• **Stated problem**
Transcribe the listing below word for word.

• **Items**
>> START

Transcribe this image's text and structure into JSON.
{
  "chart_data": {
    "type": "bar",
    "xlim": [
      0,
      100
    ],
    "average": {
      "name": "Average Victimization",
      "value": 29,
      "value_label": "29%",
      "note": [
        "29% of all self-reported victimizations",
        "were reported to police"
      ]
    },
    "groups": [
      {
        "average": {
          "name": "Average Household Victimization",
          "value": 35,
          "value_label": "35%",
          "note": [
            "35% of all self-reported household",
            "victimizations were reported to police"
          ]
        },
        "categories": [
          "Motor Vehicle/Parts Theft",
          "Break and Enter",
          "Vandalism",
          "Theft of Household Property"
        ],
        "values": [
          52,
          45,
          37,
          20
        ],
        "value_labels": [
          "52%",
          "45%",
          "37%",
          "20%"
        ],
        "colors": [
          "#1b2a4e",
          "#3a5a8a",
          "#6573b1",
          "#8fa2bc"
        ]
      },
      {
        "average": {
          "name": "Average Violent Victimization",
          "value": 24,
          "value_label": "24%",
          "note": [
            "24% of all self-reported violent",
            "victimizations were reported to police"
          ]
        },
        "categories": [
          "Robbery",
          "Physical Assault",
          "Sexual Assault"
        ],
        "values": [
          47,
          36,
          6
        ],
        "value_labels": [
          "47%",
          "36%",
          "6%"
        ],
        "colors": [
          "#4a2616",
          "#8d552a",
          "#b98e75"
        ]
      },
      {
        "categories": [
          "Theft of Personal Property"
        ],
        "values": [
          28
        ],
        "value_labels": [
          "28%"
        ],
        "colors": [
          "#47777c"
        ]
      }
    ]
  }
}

>> END

• **Task response**
Transcribe this image's text and structure into JSON.
{
  "chart_data": {
    "type": "bar",
    "xlim": [
      0,
      100
    ],
    "average": {
      "name": "Average Victimization",
      "value": 29,
      "value_label": "29%",
      "note": [
        "29% of all self-reported victimizations",
        "were reported to police"
      ]
    },
    "groups": [
      {
        "average": {
          "name": "Average Household Victimization",
          "value": 35,
          "value_label": "35%",
          "note": [
            "35% of all self-reported household",
            "victimizations were reported to police"
          ]
        },
        "categories": [
          "Motor Vehicle/Parts Theft",
          "Break and Enter",
          "Vandalism",
          "Theft of Household Property"
        ],
        "values": [
          52,
          45,
          37,
          20
        ],
        "value_labels": [
          "52%",
          "45%",
          "37%",
          "20%"
        ],
        "colors": [
          "#1b2a4e",
          "#3a5a8a",
          "#6573b1",
          "#8fa2bc"
        ]
      },
      {
        "average": {
          "name": "Average Violent Victimization",
          "value": 24,
          "value_label": "24%",
          "note": [
            "24% of all self-reported violent",
            "victimizations were reported to police"
          ]
        },
        "categories": [
          "Robbery",
          "Physical Assault",
          "Sexual Assault"
        ],
        "values": [
          47,
          36,
          6
        ],
        "value_labels": [
          "47%",
          "36%",
          "6%"
        ],
        "colors": [
          "#4a2616",
          "#8d552a",
          "#b98e75"
        ]
      },
      {
        "categories": [
          "Theft of Personal Property"
        ],
        "values": [
          28
        ],
        "value_labels": [
          "28%"
        ],
        "colors": [
          "#47777c"
        ]
      }
    ]
  }
}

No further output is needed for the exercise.